All lines featuring the string "recommended" are to be listed.

[Chart and figure data]
----------

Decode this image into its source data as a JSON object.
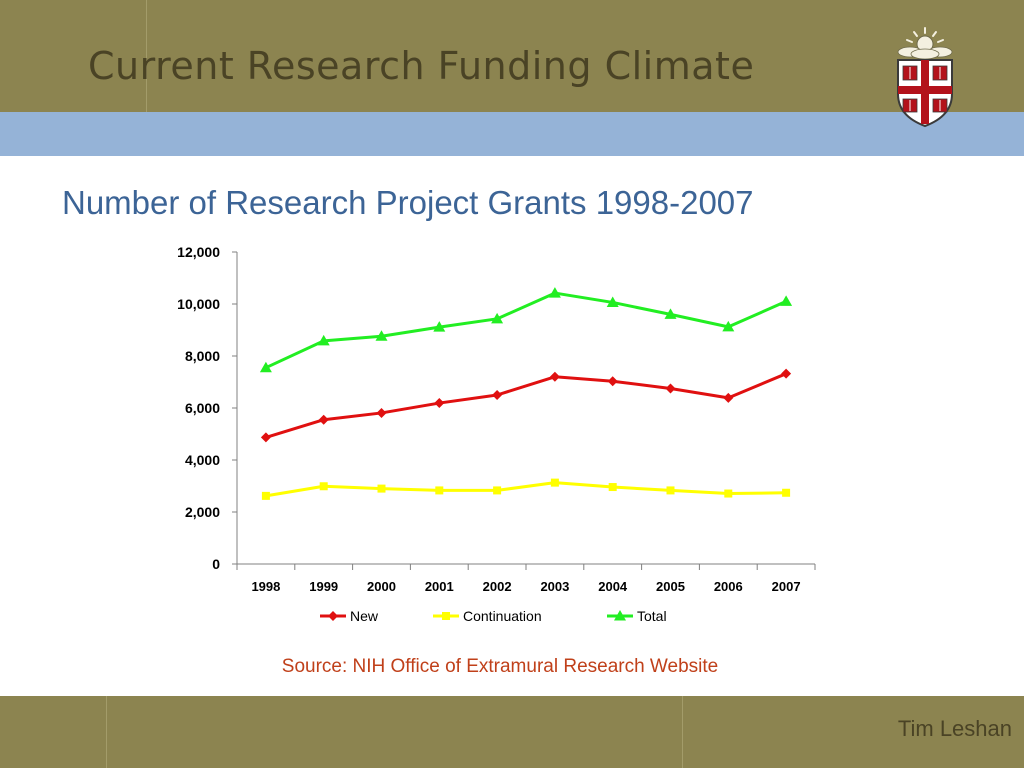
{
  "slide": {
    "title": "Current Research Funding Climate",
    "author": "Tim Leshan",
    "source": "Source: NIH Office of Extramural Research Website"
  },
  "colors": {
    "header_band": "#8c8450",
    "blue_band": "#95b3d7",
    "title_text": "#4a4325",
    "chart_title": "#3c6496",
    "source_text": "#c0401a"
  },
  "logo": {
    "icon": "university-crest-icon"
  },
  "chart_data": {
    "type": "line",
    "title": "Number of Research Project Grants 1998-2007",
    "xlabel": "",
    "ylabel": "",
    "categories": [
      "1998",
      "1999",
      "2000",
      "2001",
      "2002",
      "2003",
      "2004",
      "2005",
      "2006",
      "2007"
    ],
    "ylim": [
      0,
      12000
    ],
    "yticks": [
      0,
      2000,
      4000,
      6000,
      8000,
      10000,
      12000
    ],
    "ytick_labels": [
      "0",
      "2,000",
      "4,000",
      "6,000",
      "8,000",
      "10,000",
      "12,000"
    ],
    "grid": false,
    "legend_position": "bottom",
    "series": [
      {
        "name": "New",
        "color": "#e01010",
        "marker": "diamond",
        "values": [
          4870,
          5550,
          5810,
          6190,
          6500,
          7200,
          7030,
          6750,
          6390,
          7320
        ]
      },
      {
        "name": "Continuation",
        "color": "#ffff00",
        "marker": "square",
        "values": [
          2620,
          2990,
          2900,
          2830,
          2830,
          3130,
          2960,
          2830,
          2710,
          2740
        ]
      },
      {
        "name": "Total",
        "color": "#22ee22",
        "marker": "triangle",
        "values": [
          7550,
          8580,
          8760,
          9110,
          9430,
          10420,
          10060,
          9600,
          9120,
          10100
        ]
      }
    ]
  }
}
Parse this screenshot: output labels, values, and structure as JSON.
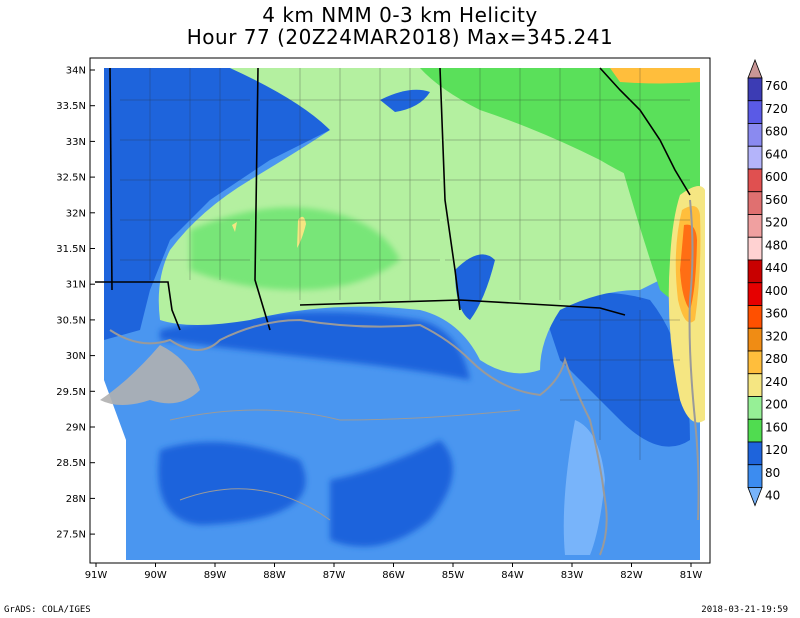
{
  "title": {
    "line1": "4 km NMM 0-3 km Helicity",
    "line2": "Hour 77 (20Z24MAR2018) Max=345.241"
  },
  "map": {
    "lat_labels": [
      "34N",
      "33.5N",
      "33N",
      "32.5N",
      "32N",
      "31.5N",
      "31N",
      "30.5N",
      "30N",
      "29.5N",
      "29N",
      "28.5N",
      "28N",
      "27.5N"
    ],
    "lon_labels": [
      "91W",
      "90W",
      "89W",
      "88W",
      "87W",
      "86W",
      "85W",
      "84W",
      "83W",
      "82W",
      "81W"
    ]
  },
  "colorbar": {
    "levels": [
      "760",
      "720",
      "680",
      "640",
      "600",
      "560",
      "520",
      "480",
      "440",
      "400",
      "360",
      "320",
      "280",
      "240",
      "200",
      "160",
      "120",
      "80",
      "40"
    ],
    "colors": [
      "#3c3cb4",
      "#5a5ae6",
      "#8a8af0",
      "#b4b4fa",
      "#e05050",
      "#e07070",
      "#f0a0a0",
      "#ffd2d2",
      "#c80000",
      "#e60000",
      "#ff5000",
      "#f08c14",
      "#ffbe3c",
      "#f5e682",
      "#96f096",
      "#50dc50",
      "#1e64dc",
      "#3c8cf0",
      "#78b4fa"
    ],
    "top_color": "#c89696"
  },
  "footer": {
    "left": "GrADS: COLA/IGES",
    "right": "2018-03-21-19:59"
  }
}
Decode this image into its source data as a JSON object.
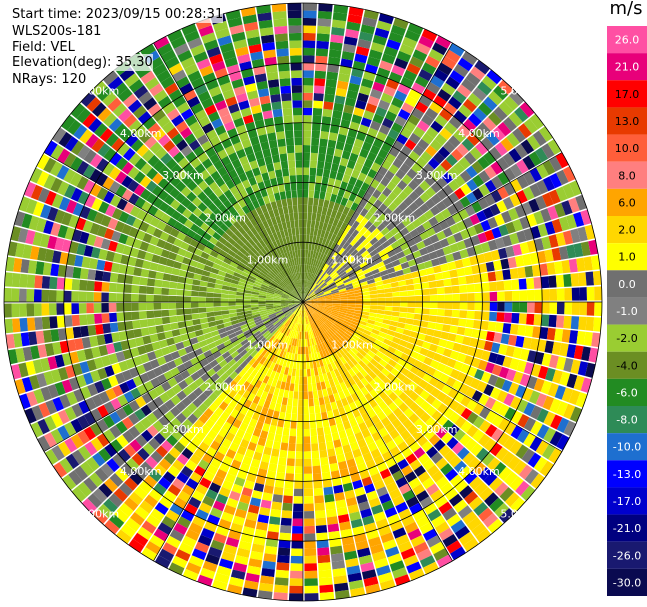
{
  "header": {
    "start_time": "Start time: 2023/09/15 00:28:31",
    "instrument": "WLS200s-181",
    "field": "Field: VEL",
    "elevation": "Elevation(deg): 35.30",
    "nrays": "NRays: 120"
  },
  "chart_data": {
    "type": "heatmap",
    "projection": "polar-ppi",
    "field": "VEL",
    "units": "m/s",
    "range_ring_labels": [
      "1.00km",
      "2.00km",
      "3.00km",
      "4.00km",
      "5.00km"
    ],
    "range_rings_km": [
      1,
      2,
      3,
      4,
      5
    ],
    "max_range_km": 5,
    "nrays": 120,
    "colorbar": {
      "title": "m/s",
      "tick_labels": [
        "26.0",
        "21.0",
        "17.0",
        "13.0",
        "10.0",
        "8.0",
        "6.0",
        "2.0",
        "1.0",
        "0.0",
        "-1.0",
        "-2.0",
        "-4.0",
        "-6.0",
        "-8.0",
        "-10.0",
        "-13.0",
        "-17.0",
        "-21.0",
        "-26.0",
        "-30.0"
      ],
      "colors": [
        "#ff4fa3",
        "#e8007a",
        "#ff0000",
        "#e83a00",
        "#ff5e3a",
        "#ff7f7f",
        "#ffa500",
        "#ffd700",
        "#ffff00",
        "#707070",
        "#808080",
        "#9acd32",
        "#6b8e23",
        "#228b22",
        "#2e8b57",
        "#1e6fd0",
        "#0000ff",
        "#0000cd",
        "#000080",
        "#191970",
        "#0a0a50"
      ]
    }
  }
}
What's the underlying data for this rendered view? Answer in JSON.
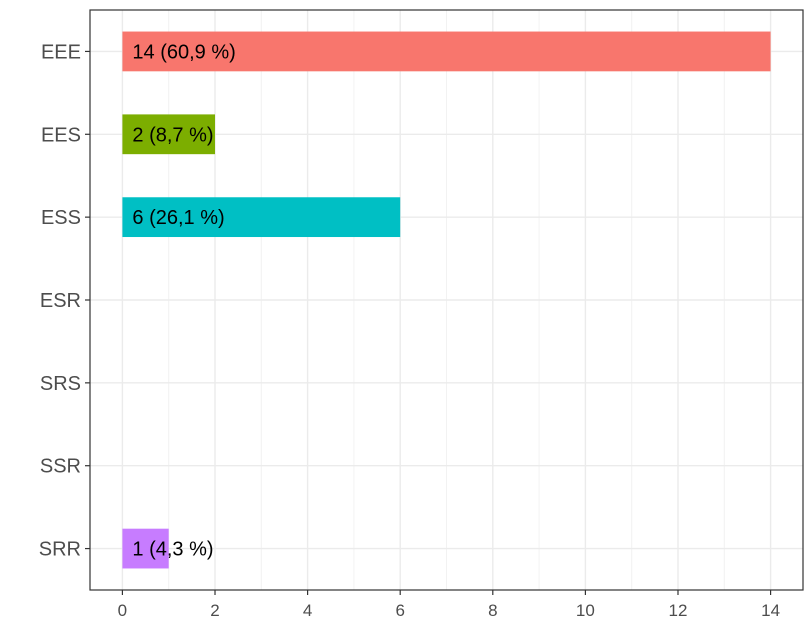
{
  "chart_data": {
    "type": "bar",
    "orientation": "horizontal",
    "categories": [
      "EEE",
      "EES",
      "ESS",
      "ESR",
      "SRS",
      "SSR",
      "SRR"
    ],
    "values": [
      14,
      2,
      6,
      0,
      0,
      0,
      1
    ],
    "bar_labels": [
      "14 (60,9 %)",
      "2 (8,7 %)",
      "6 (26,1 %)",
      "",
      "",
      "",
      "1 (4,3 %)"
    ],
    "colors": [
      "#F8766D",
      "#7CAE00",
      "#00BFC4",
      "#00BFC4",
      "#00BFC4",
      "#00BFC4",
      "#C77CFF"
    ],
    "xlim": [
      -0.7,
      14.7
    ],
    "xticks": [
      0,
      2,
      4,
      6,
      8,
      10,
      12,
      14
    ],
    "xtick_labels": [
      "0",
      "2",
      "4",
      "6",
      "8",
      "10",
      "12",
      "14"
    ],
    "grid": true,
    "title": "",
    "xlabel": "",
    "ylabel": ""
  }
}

----------

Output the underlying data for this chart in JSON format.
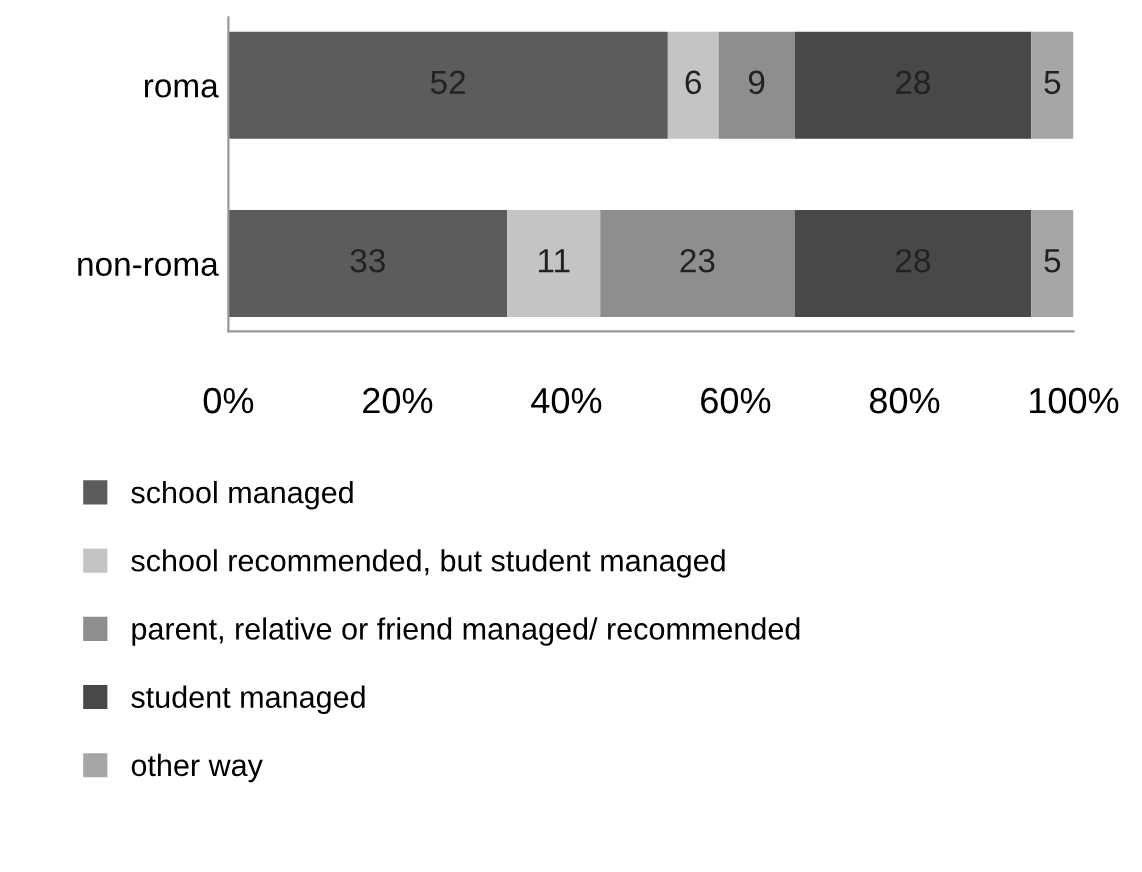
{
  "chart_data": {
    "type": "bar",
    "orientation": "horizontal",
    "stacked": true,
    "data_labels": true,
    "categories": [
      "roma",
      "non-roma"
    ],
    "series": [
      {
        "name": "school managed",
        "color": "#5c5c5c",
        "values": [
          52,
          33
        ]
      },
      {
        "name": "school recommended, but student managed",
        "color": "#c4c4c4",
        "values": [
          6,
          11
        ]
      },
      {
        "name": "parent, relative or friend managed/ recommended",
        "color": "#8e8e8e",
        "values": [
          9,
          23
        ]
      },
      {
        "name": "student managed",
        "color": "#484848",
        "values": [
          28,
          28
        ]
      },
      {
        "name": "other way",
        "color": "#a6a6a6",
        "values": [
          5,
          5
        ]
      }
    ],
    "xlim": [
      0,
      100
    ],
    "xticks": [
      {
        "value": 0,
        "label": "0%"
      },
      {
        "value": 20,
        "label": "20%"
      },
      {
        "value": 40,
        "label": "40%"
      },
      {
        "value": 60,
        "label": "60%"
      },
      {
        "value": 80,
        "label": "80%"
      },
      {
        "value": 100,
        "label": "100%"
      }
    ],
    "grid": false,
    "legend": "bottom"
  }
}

----------

■ Reply ■
        "name": "school recommended, but student managed",
        "name": "parent, relative or friend managed/ recommended",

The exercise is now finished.